(Excerpts from a figure dataset)
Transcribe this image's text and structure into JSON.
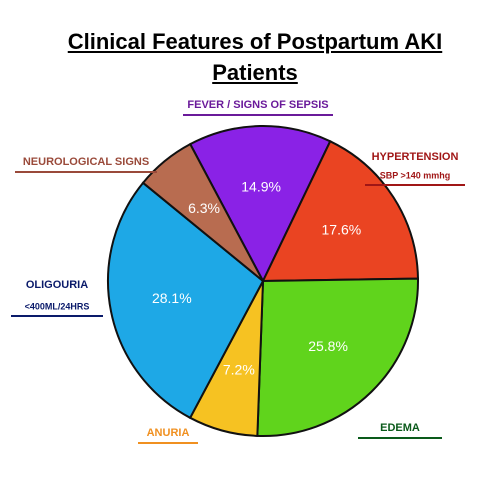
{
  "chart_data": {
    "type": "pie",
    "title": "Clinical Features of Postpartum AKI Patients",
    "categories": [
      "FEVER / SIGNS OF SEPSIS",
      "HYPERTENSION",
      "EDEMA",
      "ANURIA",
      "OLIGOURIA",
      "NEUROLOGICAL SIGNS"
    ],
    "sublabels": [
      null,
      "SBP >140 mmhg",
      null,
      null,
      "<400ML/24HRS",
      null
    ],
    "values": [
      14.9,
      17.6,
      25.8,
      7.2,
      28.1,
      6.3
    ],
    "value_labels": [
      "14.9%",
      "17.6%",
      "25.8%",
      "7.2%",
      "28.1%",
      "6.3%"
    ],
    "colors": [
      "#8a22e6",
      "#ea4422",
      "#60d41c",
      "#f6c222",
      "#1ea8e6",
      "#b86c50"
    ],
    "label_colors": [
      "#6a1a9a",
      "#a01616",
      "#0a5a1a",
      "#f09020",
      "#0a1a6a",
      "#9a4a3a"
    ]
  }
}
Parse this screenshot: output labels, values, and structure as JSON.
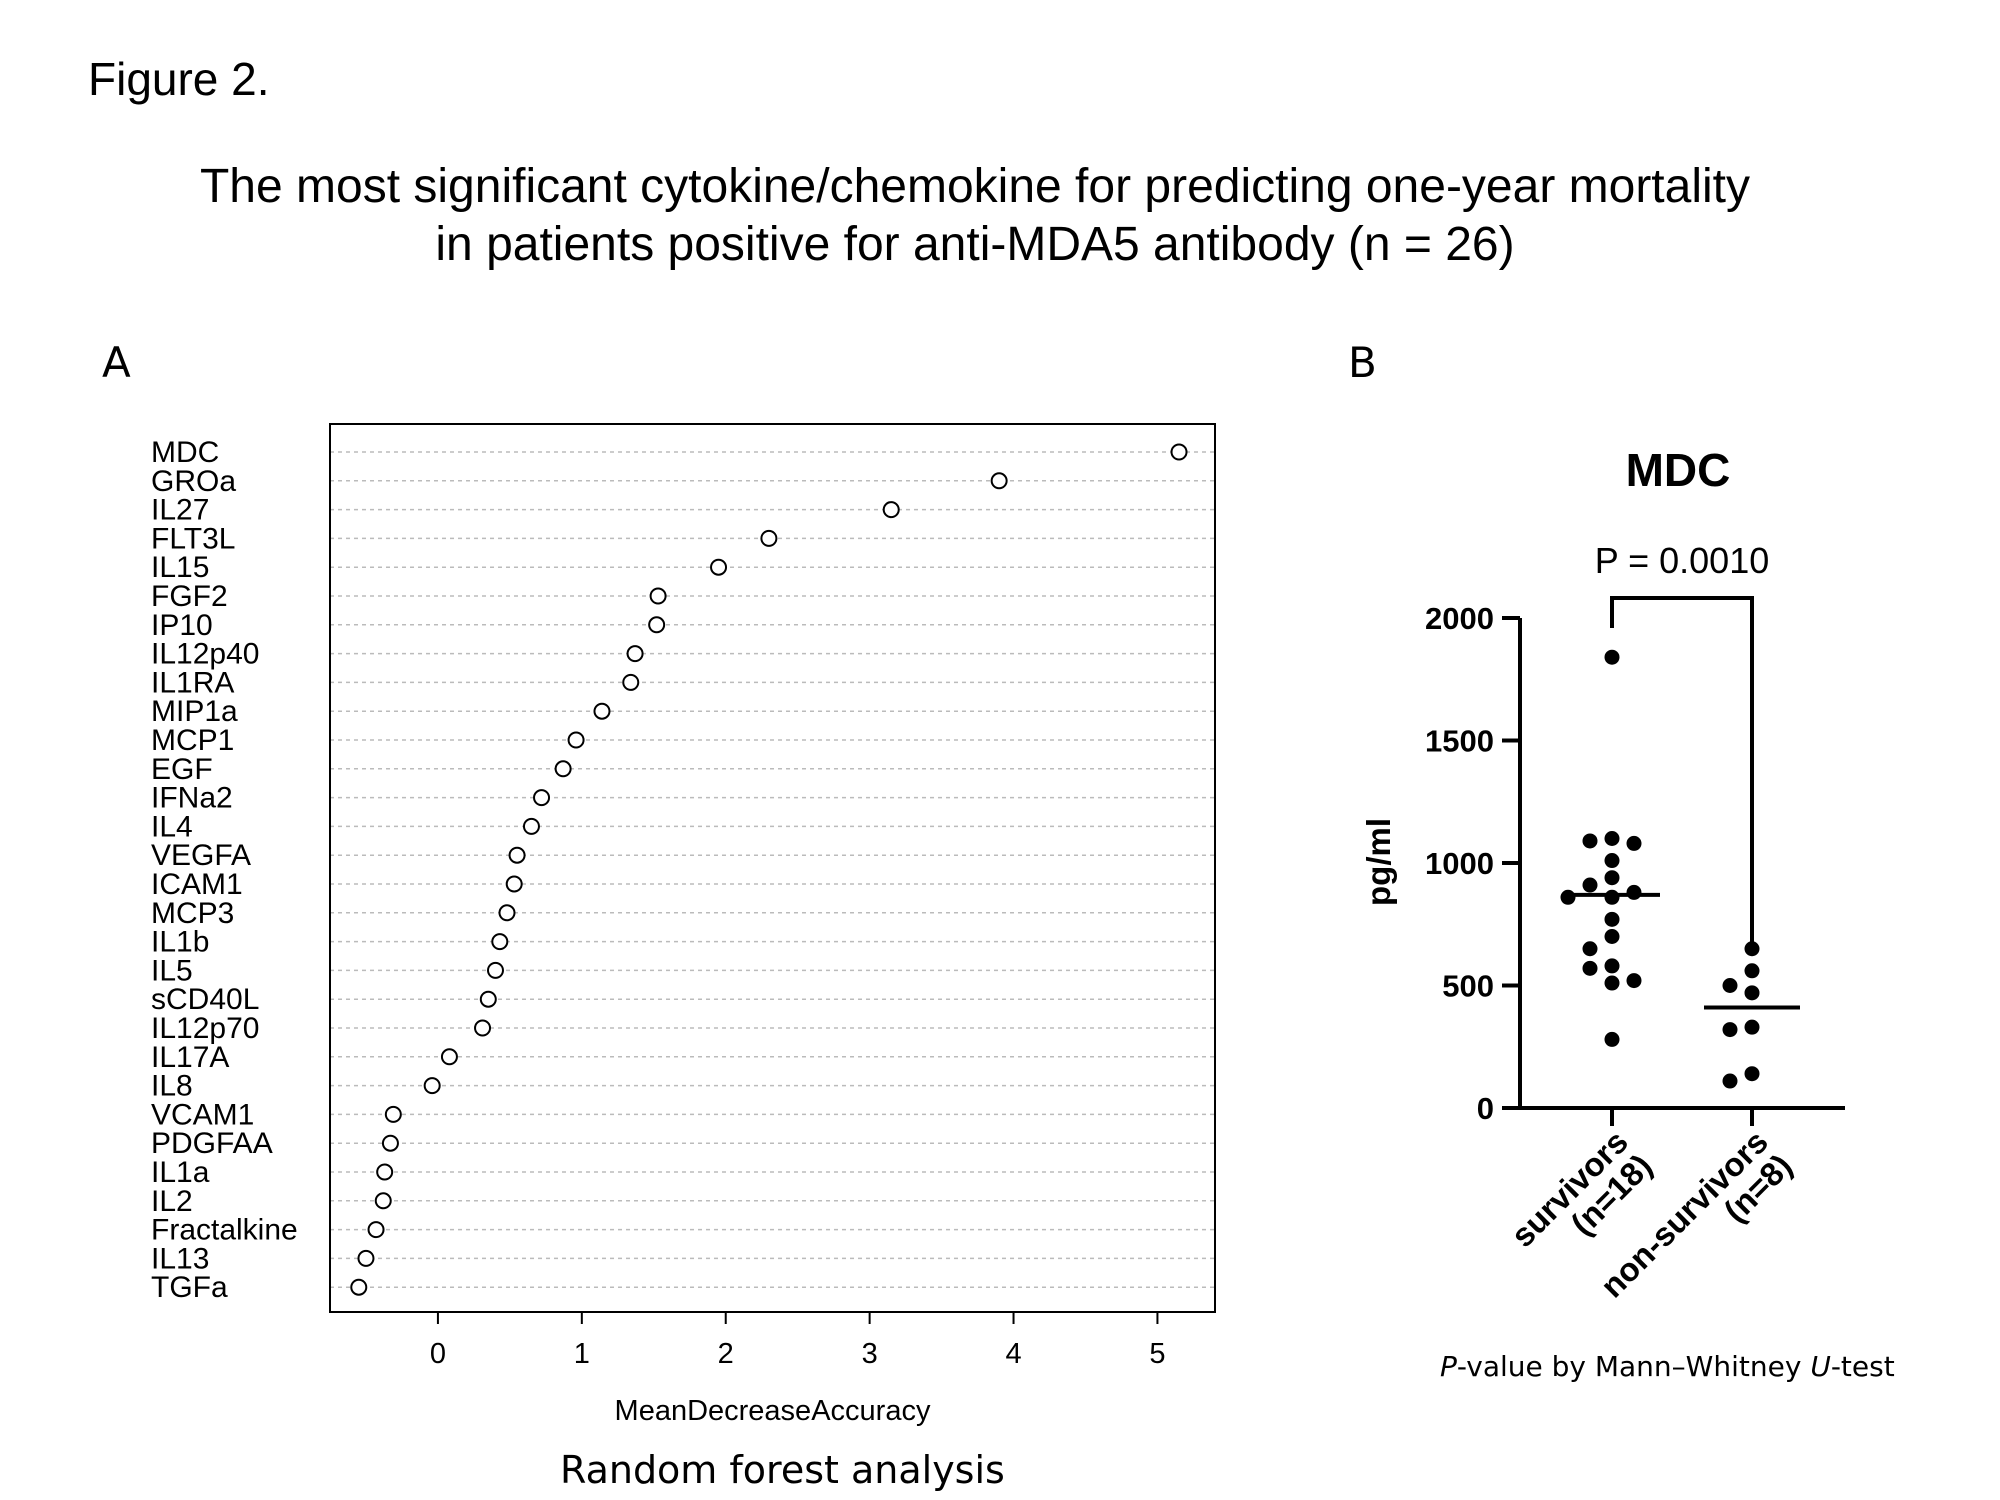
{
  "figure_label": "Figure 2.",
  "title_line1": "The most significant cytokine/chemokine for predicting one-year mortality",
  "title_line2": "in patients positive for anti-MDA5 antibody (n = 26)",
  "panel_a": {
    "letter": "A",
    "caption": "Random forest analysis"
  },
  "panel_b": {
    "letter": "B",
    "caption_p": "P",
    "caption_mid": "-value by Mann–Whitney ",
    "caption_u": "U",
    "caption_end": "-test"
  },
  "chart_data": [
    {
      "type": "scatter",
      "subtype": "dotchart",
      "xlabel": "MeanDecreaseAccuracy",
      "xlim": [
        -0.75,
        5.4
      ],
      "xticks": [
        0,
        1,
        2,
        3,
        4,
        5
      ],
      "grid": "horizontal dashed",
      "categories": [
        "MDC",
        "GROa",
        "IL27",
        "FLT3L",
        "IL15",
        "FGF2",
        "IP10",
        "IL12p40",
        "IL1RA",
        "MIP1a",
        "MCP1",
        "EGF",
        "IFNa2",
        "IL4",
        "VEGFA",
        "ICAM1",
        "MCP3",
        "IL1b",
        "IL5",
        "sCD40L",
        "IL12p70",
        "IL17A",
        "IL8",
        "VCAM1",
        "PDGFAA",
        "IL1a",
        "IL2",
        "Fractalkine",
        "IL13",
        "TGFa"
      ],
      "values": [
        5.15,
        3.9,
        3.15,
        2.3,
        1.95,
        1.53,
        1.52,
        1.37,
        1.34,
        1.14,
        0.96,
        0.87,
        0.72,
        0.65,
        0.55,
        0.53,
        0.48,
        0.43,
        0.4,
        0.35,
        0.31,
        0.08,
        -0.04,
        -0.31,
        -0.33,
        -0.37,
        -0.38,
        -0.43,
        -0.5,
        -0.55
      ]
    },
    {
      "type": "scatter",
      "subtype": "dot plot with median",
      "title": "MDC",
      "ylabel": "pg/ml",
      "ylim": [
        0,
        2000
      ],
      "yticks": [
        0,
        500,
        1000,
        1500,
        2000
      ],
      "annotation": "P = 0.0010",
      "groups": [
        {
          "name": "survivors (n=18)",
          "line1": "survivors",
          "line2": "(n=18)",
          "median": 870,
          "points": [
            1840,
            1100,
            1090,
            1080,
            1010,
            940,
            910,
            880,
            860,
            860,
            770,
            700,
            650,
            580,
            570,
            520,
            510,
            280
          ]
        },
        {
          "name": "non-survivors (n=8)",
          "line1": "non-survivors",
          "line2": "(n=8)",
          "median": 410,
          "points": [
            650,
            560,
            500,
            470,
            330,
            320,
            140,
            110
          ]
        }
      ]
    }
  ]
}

==

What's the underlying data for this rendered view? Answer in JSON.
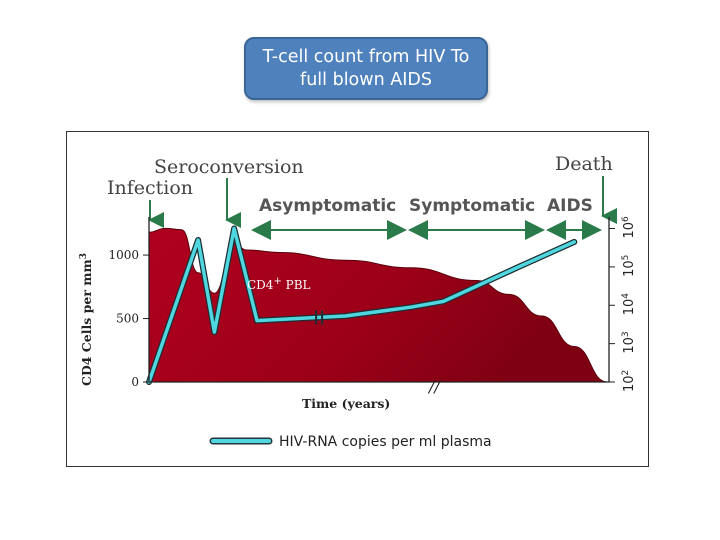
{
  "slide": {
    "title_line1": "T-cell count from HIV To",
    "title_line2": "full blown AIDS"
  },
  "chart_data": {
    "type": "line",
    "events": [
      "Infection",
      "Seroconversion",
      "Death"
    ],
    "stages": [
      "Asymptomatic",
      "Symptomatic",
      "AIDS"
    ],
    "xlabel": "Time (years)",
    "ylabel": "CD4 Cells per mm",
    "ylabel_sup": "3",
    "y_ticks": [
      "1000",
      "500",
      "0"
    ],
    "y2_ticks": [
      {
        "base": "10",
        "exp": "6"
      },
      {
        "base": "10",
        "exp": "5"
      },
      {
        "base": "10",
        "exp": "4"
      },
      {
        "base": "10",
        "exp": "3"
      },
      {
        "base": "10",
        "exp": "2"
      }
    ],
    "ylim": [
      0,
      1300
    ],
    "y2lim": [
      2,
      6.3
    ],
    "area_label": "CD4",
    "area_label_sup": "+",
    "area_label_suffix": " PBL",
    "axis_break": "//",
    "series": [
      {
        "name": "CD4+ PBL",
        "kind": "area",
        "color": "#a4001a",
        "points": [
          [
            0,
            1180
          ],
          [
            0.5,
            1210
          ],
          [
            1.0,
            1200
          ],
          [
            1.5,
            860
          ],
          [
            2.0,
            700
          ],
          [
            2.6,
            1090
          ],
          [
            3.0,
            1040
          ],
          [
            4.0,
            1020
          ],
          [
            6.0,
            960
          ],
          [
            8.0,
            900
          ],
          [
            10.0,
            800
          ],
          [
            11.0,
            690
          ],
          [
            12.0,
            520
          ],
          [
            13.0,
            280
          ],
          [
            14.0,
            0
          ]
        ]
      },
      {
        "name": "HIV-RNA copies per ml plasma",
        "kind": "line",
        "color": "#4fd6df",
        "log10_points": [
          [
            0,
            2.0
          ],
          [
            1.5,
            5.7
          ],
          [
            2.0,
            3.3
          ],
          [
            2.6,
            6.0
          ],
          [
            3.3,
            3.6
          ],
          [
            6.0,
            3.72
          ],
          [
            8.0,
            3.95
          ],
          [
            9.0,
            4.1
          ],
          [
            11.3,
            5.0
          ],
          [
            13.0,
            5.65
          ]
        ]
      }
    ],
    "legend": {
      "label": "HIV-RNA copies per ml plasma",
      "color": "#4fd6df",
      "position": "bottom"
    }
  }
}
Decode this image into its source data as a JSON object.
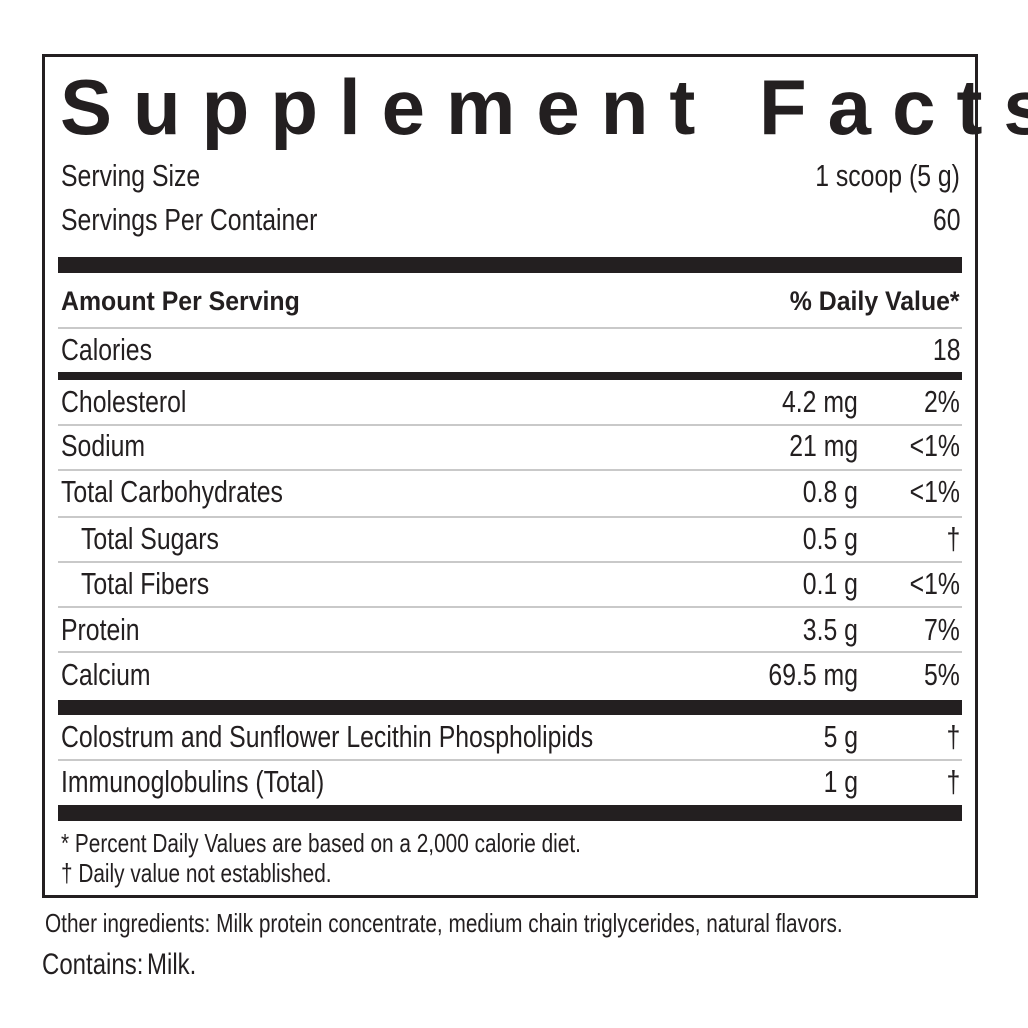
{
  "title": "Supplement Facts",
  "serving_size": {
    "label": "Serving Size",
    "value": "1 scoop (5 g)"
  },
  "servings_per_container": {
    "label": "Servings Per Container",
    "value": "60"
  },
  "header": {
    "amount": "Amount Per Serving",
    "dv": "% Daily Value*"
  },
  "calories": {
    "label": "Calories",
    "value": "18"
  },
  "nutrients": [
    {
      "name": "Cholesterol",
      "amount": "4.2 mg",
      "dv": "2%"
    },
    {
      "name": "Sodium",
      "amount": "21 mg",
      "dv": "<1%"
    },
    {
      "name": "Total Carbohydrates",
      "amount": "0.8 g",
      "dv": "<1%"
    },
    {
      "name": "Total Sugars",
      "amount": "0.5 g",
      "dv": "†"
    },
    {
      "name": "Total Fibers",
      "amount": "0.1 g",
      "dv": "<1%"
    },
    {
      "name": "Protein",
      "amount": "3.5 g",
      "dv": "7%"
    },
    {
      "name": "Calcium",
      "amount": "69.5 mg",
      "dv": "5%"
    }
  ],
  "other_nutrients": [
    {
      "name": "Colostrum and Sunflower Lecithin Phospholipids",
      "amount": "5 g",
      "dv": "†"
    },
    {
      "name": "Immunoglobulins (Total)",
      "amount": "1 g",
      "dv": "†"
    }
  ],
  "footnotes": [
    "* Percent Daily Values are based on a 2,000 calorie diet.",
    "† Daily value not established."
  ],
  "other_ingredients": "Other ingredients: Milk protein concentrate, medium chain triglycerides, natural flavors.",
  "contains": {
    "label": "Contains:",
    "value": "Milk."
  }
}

- [WORK INSTRUCTIONS]:
The word to look for is "median"; copy out every line of the entries that holds it.

- [EXERCISE RESPONSE]:
      "subtype": "dot plot with median",
          "median": 870,
          "median": 410,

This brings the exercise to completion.